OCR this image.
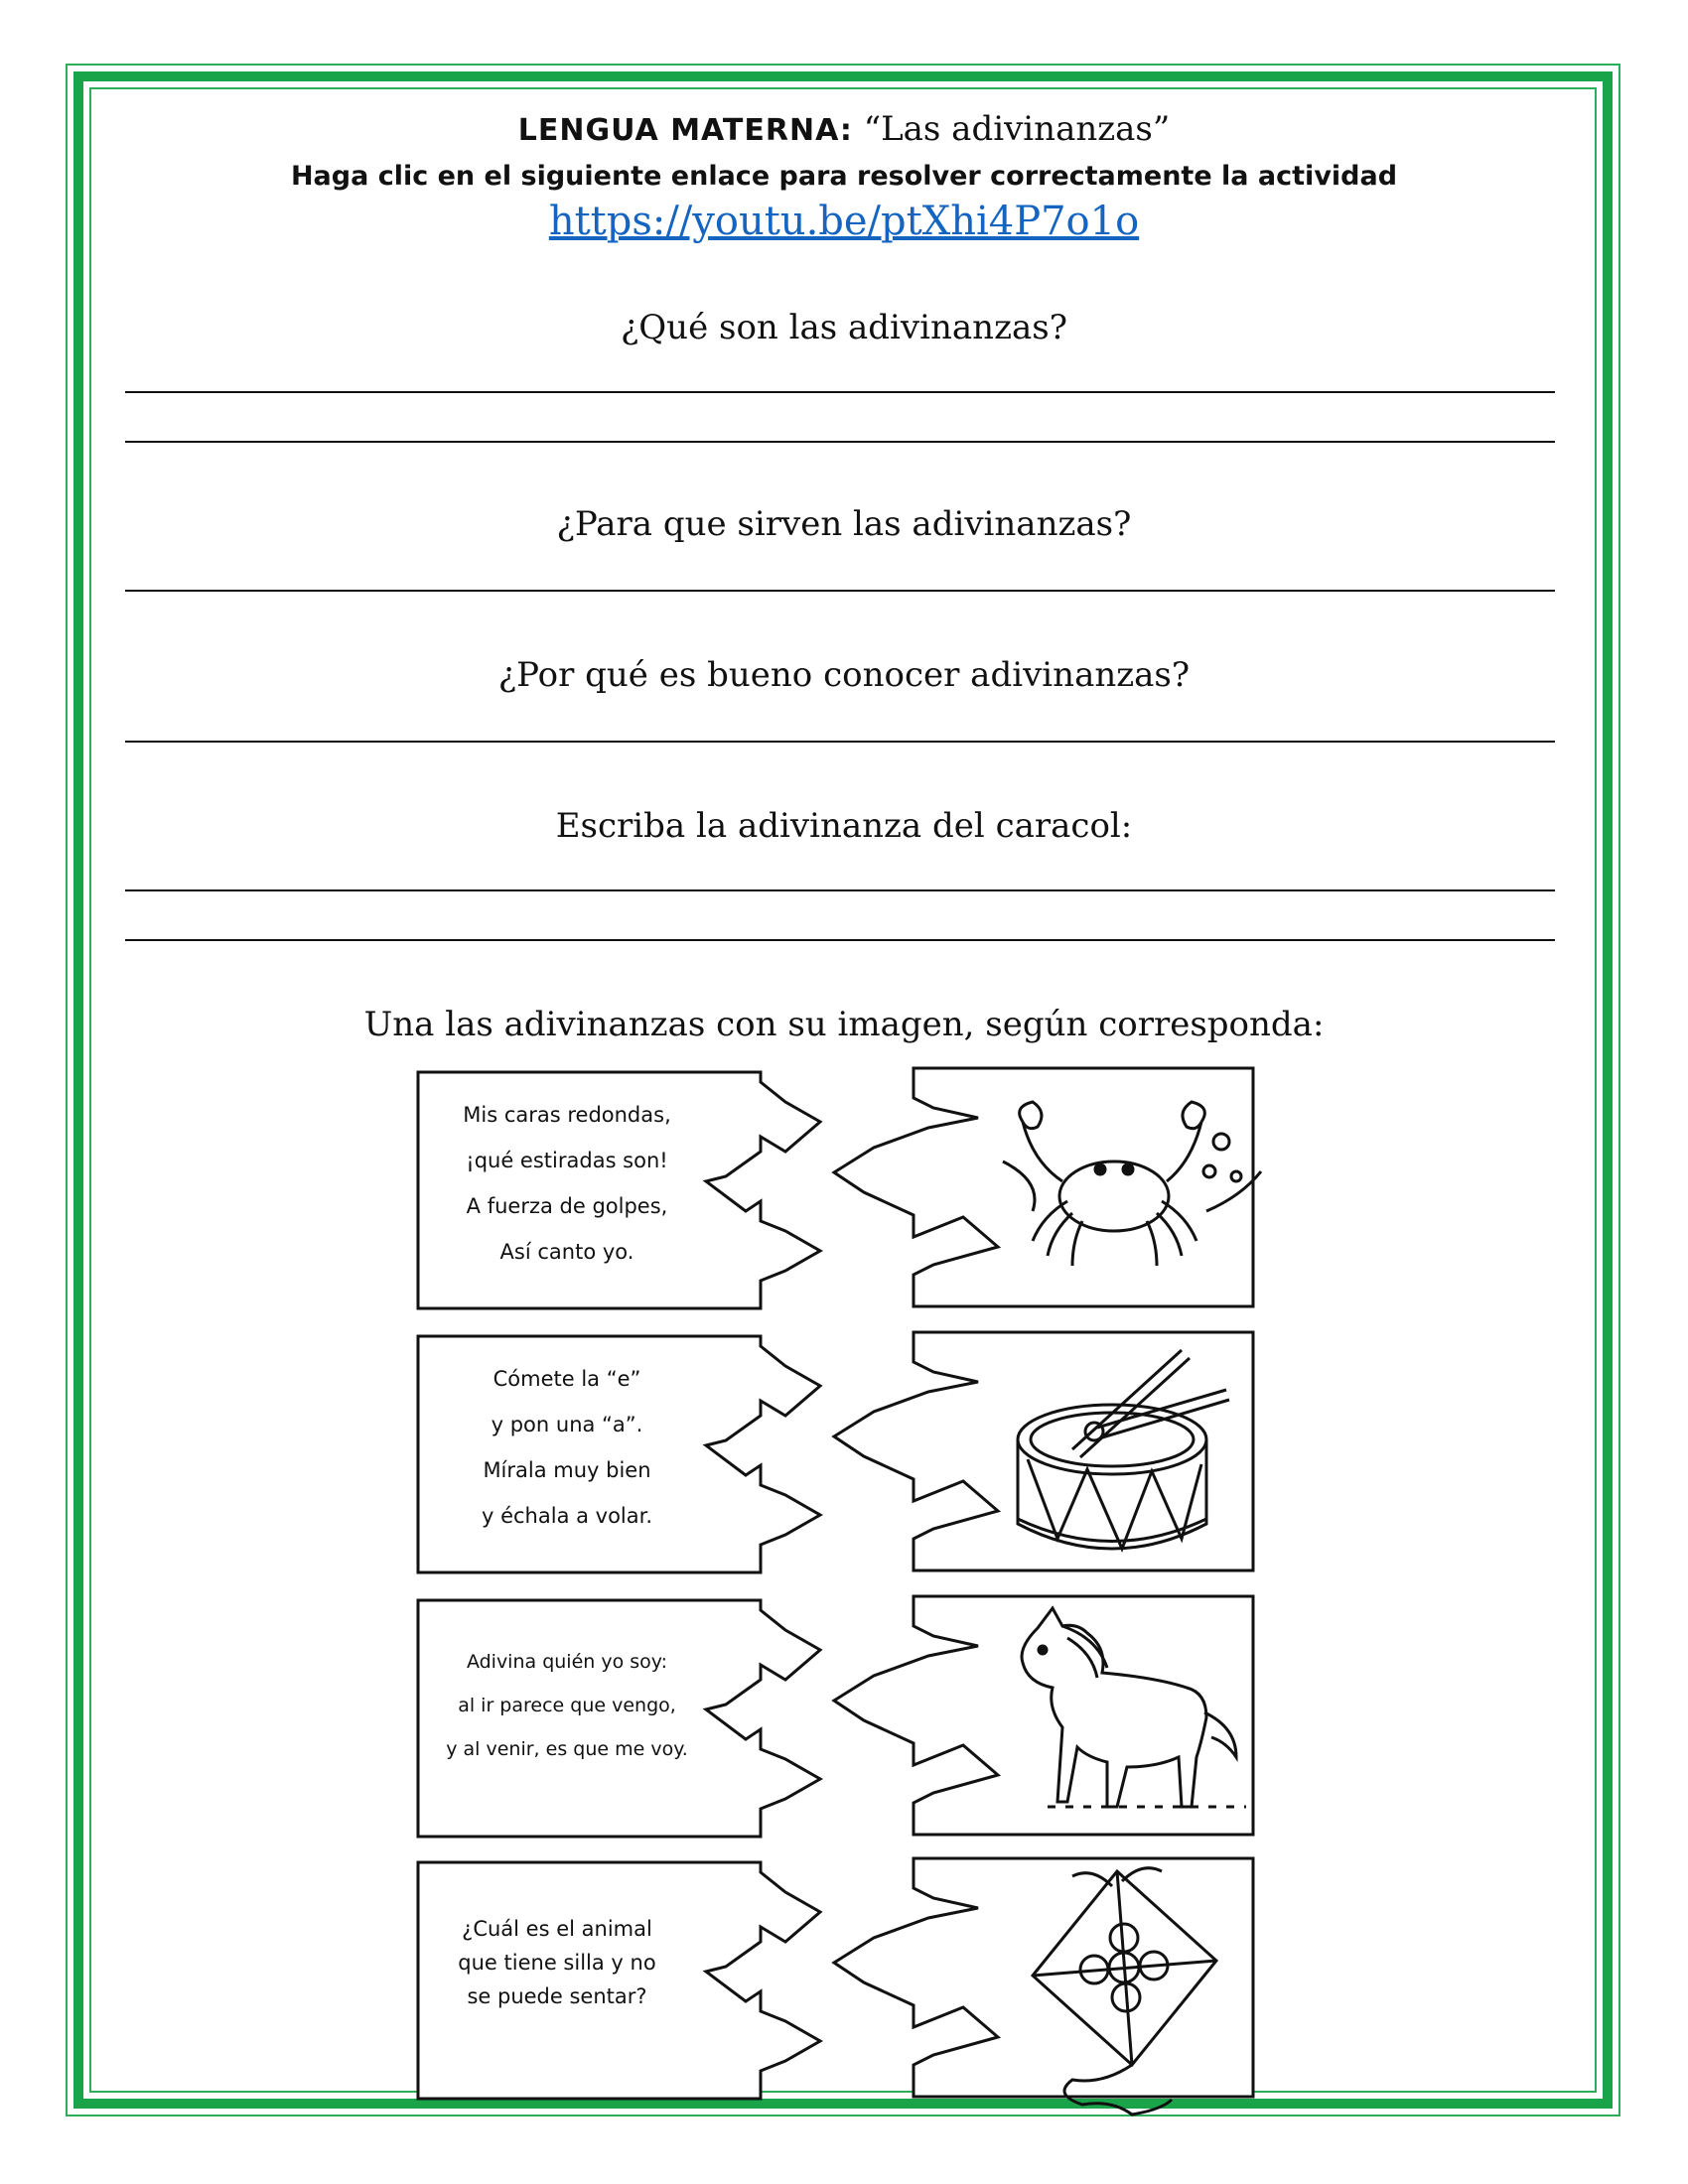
LENGUA MATERNA: “Las adivinanzas”
Haga clic en el siguiente enlace para resolver correctamente la actividad
https://youtu.be/ptXhi4P7o1o
¿Qué son las adivinanzas?
¿Para que sirven las adivinanzas?
¿Por qué es bueno conocer adivinanzas?
Escriba la adivinanza del caracol:
Una las adivinanzas con su imagen, según corresponda:
Mis caras redondas,
¡qué estiradas son!
A fuerza de golpes,
Así canto yo.
Cómete la “e”
y pon una “a”.
Mírala muy bien
y échala a volar.
Adivina quién yo soy:
al ir parece que vengo,
y al venir, es que me voy.
¿Cuál es el animal
que tiene silla y no
se puede sentar?
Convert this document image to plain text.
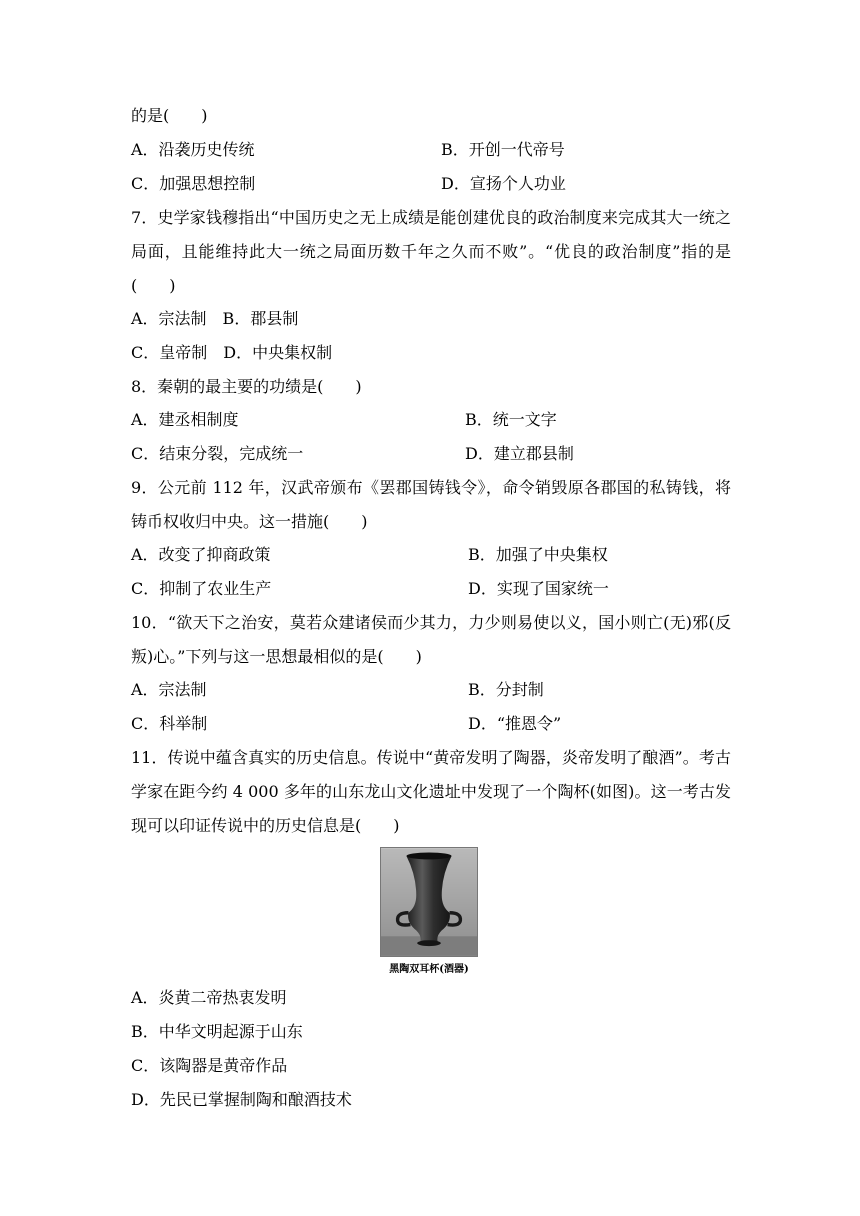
的是(　　)
A．沿袭历史传统	B．开创一代帝号
C．加强思想控制	D．宣扬个人功业
7．史学家钱穆指出“中国历史之无上成绩是能创建优良的政治制度来完成其大一统之局面，且能维持此大一统之局面历数千年之久而不败”。“优良的政治制度”指的是(　　)
A．宗法制　B．郡县制
C．皇帝制　D．中央集权制
8．秦朝的最主要的功绩是(　　)
A．建丞相制度	B．统一文字
C．结束分裂，完成统一	D．建立郡县制
9．公元前 112 年，汉武帝颁布《罢郡国铸钱令》，命令销毁原各郡国的私铸钱，将铸币权收归中央。这一措施(　　)
A．改变了抑商政策	B．加强了中央集权
C．抑制了农业生产	D．实现了国家统一
10．“欲天下之治安，莫若众建诸侯而少其力，力少则易使以义，国小则亡(无)邪(反叛)心。”下列与这一思想最相似的是(　　)
A．宗法制	B．分封制
C．科举制	D．“推恩令”
11．传说中蕴含真实的历史信息。传说中“黄帝发明了陶器，炎帝发明了酿酒”。考古学家在距今约 4 000 多年的山东龙山文化遗址中发现了一个陶杯(如图)。这一考古发现可以印证传说中的历史信息是(　　)
黑陶双耳杯(酒器)
A．炎黄二帝热衷发明
B．中华文明起源于山东
C．该陶器是黄帝作品
D．先民已掌握制陶和酿酒技术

Objective. Leave out the pictures and copy the rest of the material above exactly.

Solution to the exercise.
OCR this image.
LENGUA MATERNA: “Las adivinanzas”
Haga clic en el siguiente enlace para resolver correctamente la actividad
https://youtu.be/ptXhi4P7o1o
¿Qué son las adivinanzas?
¿Para que sirven las adivinanzas?
¿Por qué es bueno conocer adivinanzas?
Escriba la adivinanza del caracol:
Una las adivinanzas con su imagen, según corresponda:
Mis caras redondas,
¡qué estiradas son!
A fuerza de golpes,
Así canto yo.
Cómete la “e”
y pon una “a”.
Mírala muy bien
y échala a volar.
Adivina quién yo soy:
al ir parece que vengo,
y al venir, es que me voy.
¿Cuál es el animal
que tiene silla y no
se puede sentar?
Convert this document image to plain text.
的是(　　)
A．沿袭历史传统	B．开创一代帝号
C．加强思想控制	D．宣扬个人功业
7．史学家钱穆指出“中国历史之无上成绩是能创建优良的政治制度来完成其大一统之局面，且能维持此大一统之局面历数千年之久而不败”。“优良的政治制度”指的是(　　)
A．宗法制　B．郡县制
C．皇帝制　D．中央集权制
8．秦朝的最主要的功绩是(　　)
A．建丞相制度	B．统一文字
C．结束分裂，完成统一	D．建立郡县制
9．公元前 112 年，汉武帝颁布《罢郡国铸钱令》，命令销毁原各郡国的私铸钱，将铸币权收归中央。这一措施(　　)
A．改变了抑商政策	B．加强了中央集权
C．抑制了农业生产	D．实现了国家统一
10．“欲天下之治安，莫若众建诸侯而少其力，力少则易使以义，国小则亡(无)邪(反叛)心。”下列与这一思想最相似的是(　　)
A．宗法制	B．分封制
C．科举制	D．“推恩令”
11．传说中蕴含真实的历史信息。传说中“黄帝发明了陶器，炎帝发明了酿酒”。考古学家在距今约 4 000 多年的山东龙山文化遗址中发现了一个陶杯(如图)。这一考古发现可以印证传说中的历史信息是(　　)
黑陶双耳杯(酒器)
A．炎黄二帝热衷发明
B．中华文明起源于山东
C．该陶器是黄帝作品
D．先民已掌握制陶和酿酒技术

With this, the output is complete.